== Required task ==
Say how many lines of the material below contain the word "this", with no other words.

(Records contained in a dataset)
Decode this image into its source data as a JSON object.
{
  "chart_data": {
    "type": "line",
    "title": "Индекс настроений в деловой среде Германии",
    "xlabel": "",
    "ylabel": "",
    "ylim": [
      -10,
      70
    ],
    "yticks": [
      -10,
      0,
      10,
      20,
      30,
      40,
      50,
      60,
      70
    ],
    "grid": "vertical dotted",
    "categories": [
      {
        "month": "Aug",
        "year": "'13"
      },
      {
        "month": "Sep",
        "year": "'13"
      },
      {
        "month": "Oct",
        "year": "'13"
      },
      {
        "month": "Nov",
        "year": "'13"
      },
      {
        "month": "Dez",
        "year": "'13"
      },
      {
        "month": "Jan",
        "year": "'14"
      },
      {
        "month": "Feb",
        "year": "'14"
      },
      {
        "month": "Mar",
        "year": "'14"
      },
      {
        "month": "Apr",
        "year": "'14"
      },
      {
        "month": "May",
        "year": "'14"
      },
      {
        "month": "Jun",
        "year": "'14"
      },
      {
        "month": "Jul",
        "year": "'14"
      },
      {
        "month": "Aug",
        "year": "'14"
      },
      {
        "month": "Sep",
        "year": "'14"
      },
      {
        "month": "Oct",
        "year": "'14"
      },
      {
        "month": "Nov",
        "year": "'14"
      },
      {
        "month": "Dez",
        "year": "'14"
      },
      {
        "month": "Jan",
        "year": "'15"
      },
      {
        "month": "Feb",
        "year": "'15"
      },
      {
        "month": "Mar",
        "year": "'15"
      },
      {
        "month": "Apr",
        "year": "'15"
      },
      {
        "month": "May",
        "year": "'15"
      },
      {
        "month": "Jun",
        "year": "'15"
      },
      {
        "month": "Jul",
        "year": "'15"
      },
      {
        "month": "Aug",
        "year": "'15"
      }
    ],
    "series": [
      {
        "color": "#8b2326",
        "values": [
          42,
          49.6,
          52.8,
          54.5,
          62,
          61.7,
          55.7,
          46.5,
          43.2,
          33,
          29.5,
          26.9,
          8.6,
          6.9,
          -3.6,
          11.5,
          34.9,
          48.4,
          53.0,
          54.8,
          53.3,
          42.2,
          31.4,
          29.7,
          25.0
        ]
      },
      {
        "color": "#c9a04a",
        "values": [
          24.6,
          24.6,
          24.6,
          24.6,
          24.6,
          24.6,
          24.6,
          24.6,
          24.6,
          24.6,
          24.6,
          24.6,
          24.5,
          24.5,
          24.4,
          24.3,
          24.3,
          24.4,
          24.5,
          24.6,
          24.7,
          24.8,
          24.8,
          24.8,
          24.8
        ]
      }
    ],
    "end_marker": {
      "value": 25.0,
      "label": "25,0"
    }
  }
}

--

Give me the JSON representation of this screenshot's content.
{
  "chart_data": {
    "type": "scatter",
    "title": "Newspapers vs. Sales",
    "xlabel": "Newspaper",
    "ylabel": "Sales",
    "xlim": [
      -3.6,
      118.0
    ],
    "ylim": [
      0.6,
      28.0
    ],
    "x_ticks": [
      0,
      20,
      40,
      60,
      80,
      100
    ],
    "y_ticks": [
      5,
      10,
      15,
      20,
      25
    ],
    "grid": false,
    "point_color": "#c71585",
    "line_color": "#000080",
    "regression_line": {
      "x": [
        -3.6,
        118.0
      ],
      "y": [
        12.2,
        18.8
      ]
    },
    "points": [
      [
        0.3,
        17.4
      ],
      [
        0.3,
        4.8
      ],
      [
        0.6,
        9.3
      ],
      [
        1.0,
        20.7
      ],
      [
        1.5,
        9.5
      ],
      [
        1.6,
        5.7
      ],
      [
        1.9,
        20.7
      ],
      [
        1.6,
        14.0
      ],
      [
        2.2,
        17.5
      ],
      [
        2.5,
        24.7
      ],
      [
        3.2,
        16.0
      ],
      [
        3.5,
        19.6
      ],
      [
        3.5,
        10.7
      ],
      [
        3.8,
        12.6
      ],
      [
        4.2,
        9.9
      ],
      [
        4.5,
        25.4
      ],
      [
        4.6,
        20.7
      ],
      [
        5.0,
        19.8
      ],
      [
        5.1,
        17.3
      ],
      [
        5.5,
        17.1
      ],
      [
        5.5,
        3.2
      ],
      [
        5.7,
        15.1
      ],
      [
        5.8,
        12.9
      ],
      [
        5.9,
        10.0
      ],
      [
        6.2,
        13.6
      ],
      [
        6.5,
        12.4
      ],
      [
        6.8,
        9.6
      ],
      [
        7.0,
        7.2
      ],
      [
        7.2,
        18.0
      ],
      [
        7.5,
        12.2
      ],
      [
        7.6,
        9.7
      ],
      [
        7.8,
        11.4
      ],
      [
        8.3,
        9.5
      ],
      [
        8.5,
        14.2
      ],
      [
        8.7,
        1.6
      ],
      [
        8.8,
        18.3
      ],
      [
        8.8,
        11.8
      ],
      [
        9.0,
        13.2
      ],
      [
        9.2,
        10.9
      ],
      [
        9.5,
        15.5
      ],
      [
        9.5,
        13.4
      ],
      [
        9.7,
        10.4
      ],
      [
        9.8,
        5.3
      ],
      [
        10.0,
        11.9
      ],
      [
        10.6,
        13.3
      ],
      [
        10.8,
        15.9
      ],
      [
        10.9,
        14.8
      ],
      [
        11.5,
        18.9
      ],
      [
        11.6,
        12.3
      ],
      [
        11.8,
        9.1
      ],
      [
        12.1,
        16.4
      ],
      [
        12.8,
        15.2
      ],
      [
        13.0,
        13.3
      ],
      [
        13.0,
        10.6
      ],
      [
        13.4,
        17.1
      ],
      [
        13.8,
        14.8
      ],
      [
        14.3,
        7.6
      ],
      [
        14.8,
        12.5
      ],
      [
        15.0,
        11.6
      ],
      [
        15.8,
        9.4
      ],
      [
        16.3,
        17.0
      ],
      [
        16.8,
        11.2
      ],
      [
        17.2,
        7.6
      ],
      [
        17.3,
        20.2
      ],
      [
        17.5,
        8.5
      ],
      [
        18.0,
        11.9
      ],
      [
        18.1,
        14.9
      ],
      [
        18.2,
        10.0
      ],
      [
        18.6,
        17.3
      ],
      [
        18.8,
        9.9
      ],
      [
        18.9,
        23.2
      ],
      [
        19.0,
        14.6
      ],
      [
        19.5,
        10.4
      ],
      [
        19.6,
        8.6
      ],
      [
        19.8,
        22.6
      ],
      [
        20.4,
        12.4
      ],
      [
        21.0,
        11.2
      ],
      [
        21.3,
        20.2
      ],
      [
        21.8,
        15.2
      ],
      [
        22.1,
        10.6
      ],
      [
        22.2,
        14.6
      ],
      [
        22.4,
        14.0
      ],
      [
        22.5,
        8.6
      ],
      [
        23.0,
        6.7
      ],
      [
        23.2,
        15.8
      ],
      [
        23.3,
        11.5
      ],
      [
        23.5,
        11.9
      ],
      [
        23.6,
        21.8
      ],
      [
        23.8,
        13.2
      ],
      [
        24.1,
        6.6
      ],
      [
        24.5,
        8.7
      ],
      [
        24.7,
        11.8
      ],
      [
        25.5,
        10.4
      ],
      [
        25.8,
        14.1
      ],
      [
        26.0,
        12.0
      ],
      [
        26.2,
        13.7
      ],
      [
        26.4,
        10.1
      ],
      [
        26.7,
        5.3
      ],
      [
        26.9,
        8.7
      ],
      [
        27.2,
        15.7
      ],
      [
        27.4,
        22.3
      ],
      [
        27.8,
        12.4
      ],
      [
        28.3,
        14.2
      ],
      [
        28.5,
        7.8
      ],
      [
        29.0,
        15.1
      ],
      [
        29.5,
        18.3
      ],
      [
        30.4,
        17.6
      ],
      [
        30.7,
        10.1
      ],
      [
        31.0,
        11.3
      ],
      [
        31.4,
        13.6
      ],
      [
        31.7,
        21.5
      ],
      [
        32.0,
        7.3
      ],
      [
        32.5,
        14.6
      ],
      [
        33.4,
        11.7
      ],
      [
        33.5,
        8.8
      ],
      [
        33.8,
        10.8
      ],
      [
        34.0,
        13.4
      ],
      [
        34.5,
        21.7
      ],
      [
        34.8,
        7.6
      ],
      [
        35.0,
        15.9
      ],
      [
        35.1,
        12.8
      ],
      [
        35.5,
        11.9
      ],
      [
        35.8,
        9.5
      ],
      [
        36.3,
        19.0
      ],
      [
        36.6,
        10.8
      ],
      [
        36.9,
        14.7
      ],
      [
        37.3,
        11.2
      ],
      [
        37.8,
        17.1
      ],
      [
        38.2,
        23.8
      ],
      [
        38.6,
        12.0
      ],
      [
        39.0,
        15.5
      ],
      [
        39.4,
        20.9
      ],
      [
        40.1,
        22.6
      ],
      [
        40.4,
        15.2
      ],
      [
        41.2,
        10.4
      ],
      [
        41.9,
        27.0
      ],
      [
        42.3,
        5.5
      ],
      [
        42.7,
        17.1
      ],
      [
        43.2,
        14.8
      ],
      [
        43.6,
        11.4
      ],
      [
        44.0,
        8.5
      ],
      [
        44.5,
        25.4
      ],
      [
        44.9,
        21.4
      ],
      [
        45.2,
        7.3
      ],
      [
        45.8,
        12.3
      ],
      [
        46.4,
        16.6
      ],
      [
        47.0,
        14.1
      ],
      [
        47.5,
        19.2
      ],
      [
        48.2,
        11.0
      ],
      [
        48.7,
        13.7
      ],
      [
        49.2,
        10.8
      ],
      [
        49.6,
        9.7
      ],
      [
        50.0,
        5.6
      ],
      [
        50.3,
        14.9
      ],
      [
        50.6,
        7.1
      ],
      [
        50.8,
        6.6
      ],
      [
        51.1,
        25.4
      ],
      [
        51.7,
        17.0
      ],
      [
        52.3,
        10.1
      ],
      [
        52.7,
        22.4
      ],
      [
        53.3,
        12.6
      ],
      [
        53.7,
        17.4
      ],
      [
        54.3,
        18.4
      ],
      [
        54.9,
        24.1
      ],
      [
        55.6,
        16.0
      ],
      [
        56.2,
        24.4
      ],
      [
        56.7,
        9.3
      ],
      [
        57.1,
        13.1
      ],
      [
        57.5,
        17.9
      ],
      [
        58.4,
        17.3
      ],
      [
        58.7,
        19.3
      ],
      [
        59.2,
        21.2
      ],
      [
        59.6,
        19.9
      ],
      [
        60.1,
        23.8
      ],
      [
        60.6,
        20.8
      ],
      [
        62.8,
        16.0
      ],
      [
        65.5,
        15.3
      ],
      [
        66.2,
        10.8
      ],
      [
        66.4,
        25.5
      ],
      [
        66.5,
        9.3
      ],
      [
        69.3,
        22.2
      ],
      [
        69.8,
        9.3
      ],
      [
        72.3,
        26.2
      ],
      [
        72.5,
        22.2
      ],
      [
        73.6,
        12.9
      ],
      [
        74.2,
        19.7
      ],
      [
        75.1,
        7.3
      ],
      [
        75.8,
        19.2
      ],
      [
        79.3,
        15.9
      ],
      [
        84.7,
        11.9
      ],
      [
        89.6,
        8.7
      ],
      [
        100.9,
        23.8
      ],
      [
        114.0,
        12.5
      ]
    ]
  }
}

== Correct result ==
2